• EXERCISE REQUIREMENTS: Note each line where "style" appears, and copy it.

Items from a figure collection
★ ★ ★

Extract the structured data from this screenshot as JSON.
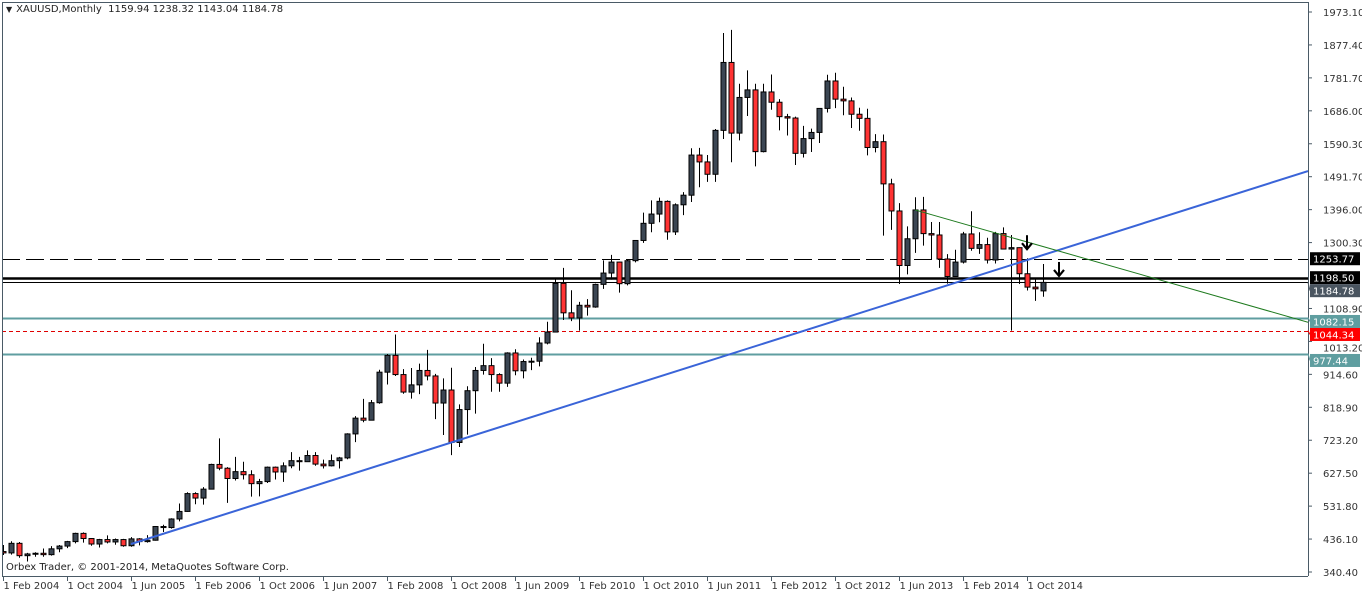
{
  "header": {
    "symbol": "XAUUSD,Monthly",
    "ohlc_readout": "1159.94 1238.32 1143.04 1184.78",
    "collapse_icon": "triangle-down-icon"
  },
  "footer": {
    "copyright": "Orbex Trader, © 2001-2014, MetaQuotes Software Corp."
  },
  "colors": {
    "bull": "#3b4653",
    "bear": "#ff3333",
    "outline": "#000000",
    "trendline_blue": "#3a64d8",
    "trendline_green": "#1e7a1e",
    "support_teal": "#5f9ea0",
    "level_red": "#e00000",
    "axis": "#4a5a66"
  },
  "chart_data": {
    "type": "candlestick",
    "title": "XAUUSD,Monthly",
    "ylim": [
      340.4,
      1973.1
    ],
    "y_ticks": [
      "1973.10",
      "1877.40",
      "1781.70",
      "1686.00",
      "1590.30",
      "1491.70",
      "1396.00",
      "1300.30",
      "1108.90",
      "1013.20",
      "914.60",
      "818.90",
      "723.20",
      "627.50",
      "531.80",
      "436.10",
      "340.40"
    ],
    "x_ticks": [
      {
        "t": "2004-02",
        "label": "1 Feb 2004"
      },
      {
        "t": "2004-10",
        "label": "1 Oct 2004"
      },
      {
        "t": "2005-06",
        "label": "1 Jun 2005"
      },
      {
        "t": "2006-02",
        "label": "1 Feb 2006"
      },
      {
        "t": "2006-10",
        "label": "1 Oct 2006"
      },
      {
        "t": "2007-06",
        "label": "1 Jun 2007"
      },
      {
        "t": "2008-02",
        "label": "1 Feb 2008"
      },
      {
        "t": "2008-10",
        "label": "1 Oct 2008"
      },
      {
        "t": "2009-06",
        "label": "1 Jun 2009"
      },
      {
        "t": "2010-02",
        "label": "1 Feb 2010"
      },
      {
        "t": "2010-10",
        "label": "1 Oct 2010"
      },
      {
        "t": "2011-06",
        "label": "1 Jun 2011"
      },
      {
        "t": "2012-02",
        "label": "1 Feb 2012"
      },
      {
        "t": "2012-10",
        "label": "1 Oct 2012"
      },
      {
        "t": "2013-06",
        "label": "1 Jun 2013"
      },
      {
        "t": "2014-02",
        "label": "1 Feb 2014"
      },
      {
        "t": "2014-10",
        "label": "1 Oct 2014"
      }
    ],
    "candles": [
      [
        "2004-02",
        400,
        419,
        390,
        396
      ],
      [
        "2004-03",
        396,
        430,
        391,
        424
      ],
      [
        "2004-04",
        424,
        428,
        382,
        388
      ],
      [
        "2004-05",
        388,
        396,
        371,
        393
      ],
      [
        "2004-06",
        393,
        398,
        385,
        395
      ],
      [
        "2004-07",
        395,
        409,
        385,
        391
      ],
      [
        "2004-08",
        391,
        416,
        388,
        408
      ],
      [
        "2004-09",
        408,
        419,
        398,
        416
      ],
      [
        "2004-10",
        416,
        431,
        410,
        429
      ],
      [
        "2004-11",
        429,
        455,
        424,
        453
      ],
      [
        "2004-12",
        453,
        456,
        426,
        438
      ],
      [
        "2005-01",
        438,
        439,
        417,
        422
      ],
      [
        "2005-02",
        422,
        437,
        412,
        435
      ],
      [
        "2005-03",
        435,
        447,
        424,
        428
      ],
      [
        "2005-04",
        428,
        438,
        420,
        435
      ],
      [
        "2005-05",
        435,
        437,
        414,
        417
      ],
      [
        "2005-06",
        417,
        442,
        414,
        437
      ],
      [
        "2005-07",
        437,
        439,
        418,
        429
      ],
      [
        "2005-08",
        429,
        448,
        426,
        433
      ],
      [
        "2005-09",
        433,
        474,
        432,
        473
      ],
      [
        "2005-10",
        473,
        478,
        457,
        470
      ],
      [
        "2005-11",
        470,
        497,
        467,
        495
      ],
      [
        "2005-12",
        495,
        540,
        488,
        517
      ],
      [
        "2006-01",
        517,
        573,
        516,
        569
      ],
      [
        "2006-02",
        569,
        573,
        538,
        556
      ],
      [
        "2006-03",
        556,
        588,
        537,
        582
      ],
      [
        "2006-04",
        582,
        656,
        582,
        654
      ],
      [
        "2006-05",
        654,
        730,
        637,
        643
      ],
      [
        "2006-06",
        643,
        646,
        542,
        613
      ],
      [
        "2006-07",
        613,
        676,
        607,
        633
      ],
      [
        "2006-08",
        633,
        662,
        610,
        624
      ],
      [
        "2006-09",
        624,
        637,
        560,
        598
      ],
      [
        "2006-10",
        598,
        612,
        561,
        604
      ],
      [
        "2006-11",
        604,
        648,
        600,
        646
      ],
      [
        "2006-12",
        646,
        648,
        610,
        632
      ],
      [
        "2007-01",
        632,
        660,
        603,
        650
      ],
      [
        "2007-02",
        650,
        690,
        643,
        665
      ],
      [
        "2007-03",
        665,
        676,
        636,
        662
      ],
      [
        "2007-04",
        662,
        695,
        662,
        680
      ],
      [
        "2007-05",
        680,
        690,
        650,
        655
      ],
      [
        "2007-06",
        655,
        668,
        642,
        650
      ],
      [
        "2007-07",
        650,
        683,
        648,
        665
      ],
      [
        "2007-08",
        665,
        676,
        642,
        673
      ],
      [
        "2007-09",
        673,
        745,
        669,
        743
      ],
      [
        "2007-10",
        743,
        795,
        719,
        789
      ],
      [
        "2007-11",
        789,
        845,
        777,
        783
      ],
      [
        "2007-12",
        783,
        842,
        782,
        834
      ],
      [
        "2008-01",
        834,
        930,
        831,
        923
      ],
      [
        "2008-02",
        923,
        976,
        887,
        972
      ],
      [
        "2008-03",
        972,
        1033,
        912,
        916
      ],
      [
        "2008-04",
        916,
        932,
        860,
        865
      ],
      [
        "2008-05",
        865,
        935,
        846,
        886
      ],
      [
        "2008-06",
        886,
        948,
        859,
        928
      ],
      [
        "2008-07",
        928,
        988,
        899,
        912
      ],
      [
        "2008-08",
        912,
        918,
        786,
        833
      ],
      [
        "2008-09",
        833,
        905,
        740,
        871
      ],
      [
        "2008-10",
        871,
        936,
        681,
        718
      ],
      [
        "2008-11",
        718,
        829,
        705,
        814
      ],
      [
        "2008-12",
        814,
        882,
        741,
        869
      ],
      [
        "2009-01",
        869,
        938,
        802,
        928
      ],
      [
        "2009-02",
        928,
        1006,
        916,
        942
      ],
      [
        "2009-03",
        942,
        964,
        866,
        916
      ],
      [
        "2009-04",
        916,
        920,
        866,
        891
      ],
      [
        "2009-05",
        891,
        981,
        880,
        979
      ],
      [
        "2009-06",
        979,
        990,
        914,
        927
      ],
      [
        "2009-07",
        927,
        960,
        905,
        954
      ],
      [
        "2009-08",
        954,
        965,
        929,
        955
      ],
      [
        "2009-09",
        955,
        1025,
        940,
        1008
      ],
      [
        "2009-10",
        1008,
        1070,
        1004,
        1040
      ],
      [
        "2009-11",
        1040,
        1195,
        1040,
        1182
      ],
      [
        "2009-12",
        1182,
        1227,
        1075,
        1096
      ],
      [
        "2010-01",
        1096,
        1162,
        1072,
        1081
      ],
      [
        "2010-02",
        1081,
        1128,
        1044,
        1118
      ],
      [
        "2010-03",
        1118,
        1136,
        1088,
        1113
      ],
      [
        "2010-04",
        1113,
        1181,
        1111,
        1179
      ],
      [
        "2010-05",
        1179,
        1249,
        1166,
        1212
      ],
      [
        "2010-06",
        1212,
        1265,
        1193,
        1244
      ],
      [
        "2010-07",
        1244,
        1245,
        1155,
        1181
      ],
      [
        "2010-08",
        1181,
        1251,
        1176,
        1248
      ],
      [
        "2010-09",
        1248,
        1308,
        1243,
        1307
      ],
      [
        "2010-10",
        1307,
        1388,
        1300,
        1357
      ],
      [
        "2010-11",
        1357,
        1424,
        1331,
        1384
      ],
      [
        "2010-12",
        1384,
        1432,
        1360,
        1421
      ],
      [
        "2011-01",
        1421,
        1424,
        1309,
        1332
      ],
      [
        "2011-02",
        1332,
        1415,
        1323,
        1411
      ],
      [
        "2011-03",
        1411,
        1448,
        1381,
        1439
      ],
      [
        "2011-04",
        1439,
        1576,
        1419,
        1556
      ],
      [
        "2011-05",
        1556,
        1577,
        1462,
        1536
      ],
      [
        "2011-06",
        1536,
        1556,
        1478,
        1500
      ],
      [
        "2011-07",
        1500,
        1632,
        1478,
        1628
      ],
      [
        "2011-08",
        1628,
        1912,
        1603,
        1826
      ],
      [
        "2011-09",
        1826,
        1921,
        1535,
        1620
      ],
      [
        "2011-10",
        1620,
        1764,
        1599,
        1724
      ],
      [
        "2011-11",
        1724,
        1803,
        1670,
        1746
      ],
      [
        "2011-12",
        1746,
        1764,
        1523,
        1566
      ],
      [
        "2012-01",
        1566,
        1764,
        1564,
        1740
      ],
      [
        "2012-02",
        1740,
        1791,
        1688,
        1710
      ],
      [
        "2012-03",
        1710,
        1719,
        1628,
        1668
      ],
      [
        "2012-04",
        1668,
        1676,
        1613,
        1664
      ],
      [
        "2012-05",
        1664,
        1668,
        1527,
        1561
      ],
      [
        "2012-06",
        1561,
        1641,
        1549,
        1604
      ],
      [
        "2012-07",
        1604,
        1633,
        1565,
        1622
      ],
      [
        "2012-08",
        1622,
        1692,
        1591,
        1692
      ],
      [
        "2012-09",
        1692,
        1790,
        1680,
        1772
      ],
      [
        "2012-10",
        1772,
        1796,
        1693,
        1719
      ],
      [
        "2012-11",
        1719,
        1755,
        1672,
        1714
      ],
      [
        "2012-12",
        1714,
        1724,
        1635,
        1675
      ],
      [
        "2013-01",
        1675,
        1694,
        1627,
        1663
      ],
      [
        "2013-02",
        1663,
        1691,
        1555,
        1578
      ],
      [
        "2013-03",
        1578,
        1617,
        1564,
        1595
      ],
      [
        "2013-04",
        1595,
        1616,
        1321,
        1472
      ],
      [
        "2013-05",
        1472,
        1487,
        1338,
        1393
      ],
      [
        "2013-06",
        1393,
        1416,
        1180,
        1234
      ],
      [
        "2013-07",
        1234,
        1348,
        1208,
        1312
      ],
      [
        "2013-08",
        1312,
        1433,
        1271,
        1396
      ],
      [
        "2013-09",
        1396,
        1434,
        1292,
        1327
      ],
      [
        "2013-10",
        1327,
        1361,
        1251,
        1323
      ],
      [
        "2013-11",
        1323,
        1361,
        1227,
        1253
      ],
      [
        "2013-12",
        1253,
        1267,
        1181,
        1202
      ],
      [
        "2014-01",
        1202,
        1280,
        1202,
        1244
      ],
      [
        "2014-02",
        1244,
        1332,
        1240,
        1326
      ],
      [
        "2014-03",
        1326,
        1392,
        1277,
        1284
      ],
      [
        "2014-04",
        1284,
        1331,
        1268,
        1295
      ],
      [
        "2014-05",
        1295,
        1315,
        1240,
        1250
      ],
      [
        "2014-06",
        1250,
        1332,
        1240,
        1327
      ],
      [
        "2014-07",
        1327,
        1345,
        1281,
        1282
      ],
      [
        "2014-08",
        1282,
        1323,
        1044,
        1286
      ],
      [
        "2014-09",
        1286,
        1287,
        1180,
        1210
      ],
      [
        "2014-10",
        1210,
        1255,
        1161,
        1171
      ],
      [
        "2014-11",
        1171,
        1197,
        1131,
        1166
      ],
      [
        "2014-12",
        1159.94,
        1238.32,
        1143.04,
        1184.78
      ]
    ],
    "horizontal_levels": [
      {
        "price": 1253.77,
        "label": "1253.77",
        "style": "dashed",
        "color": "#000000",
        "label_bg": "#000000"
      },
      {
        "price": 1198.5,
        "label": "1198.50",
        "style": "thick",
        "color": "#000000",
        "label_bg": "#000000"
      },
      {
        "price": 1184.78,
        "label": "1184.78",
        "style": "solid",
        "color": "#000000",
        "label_bg": "#4a5560"
      },
      {
        "price": 1082.15,
        "label": "1082.15",
        "style": "teal",
        "color": "#5f9ea0",
        "label_bg": "#5f9ea0"
      },
      {
        "price": 1044.34,
        "label": "1044.34",
        "style": "dotted",
        "color": "#e00000",
        "label_bg": "#ff0000"
      },
      {
        "price": 977.44,
        "label": "977.44",
        "style": "teal",
        "color": "#5f9ea0",
        "label_bg": "#5f9ea0"
      }
    ],
    "trendlines": [
      {
        "name": "",
        "color": "#3a64d8",
        "from": [
          "2005-06",
          422
        ],
        "to": [
          "2014-08",
          1235
        ],
        "ray": true
      },
      {
        "name": "",
        "color": "#1e7a1e",
        "from": [
          "2013-08",
          1396
        ],
        "to": [
          "2014-08",
          1316
        ],
        "ray": true
      }
    ],
    "arrows": [
      {
        "t": "2014-10",
        "price": 1299,
        "icon": "down-arrow-icon"
      },
      {
        "t": "2015-02",
        "price": 1221,
        "icon": "down-arrow-icon"
      }
    ]
  }
}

★ ★ ★

• TASK SOLUTION:
        "style": "dashed",
        "style": "thick",
        "style": "solid",
        "style": "teal",
        "style": "dotted",
        "style": "teal",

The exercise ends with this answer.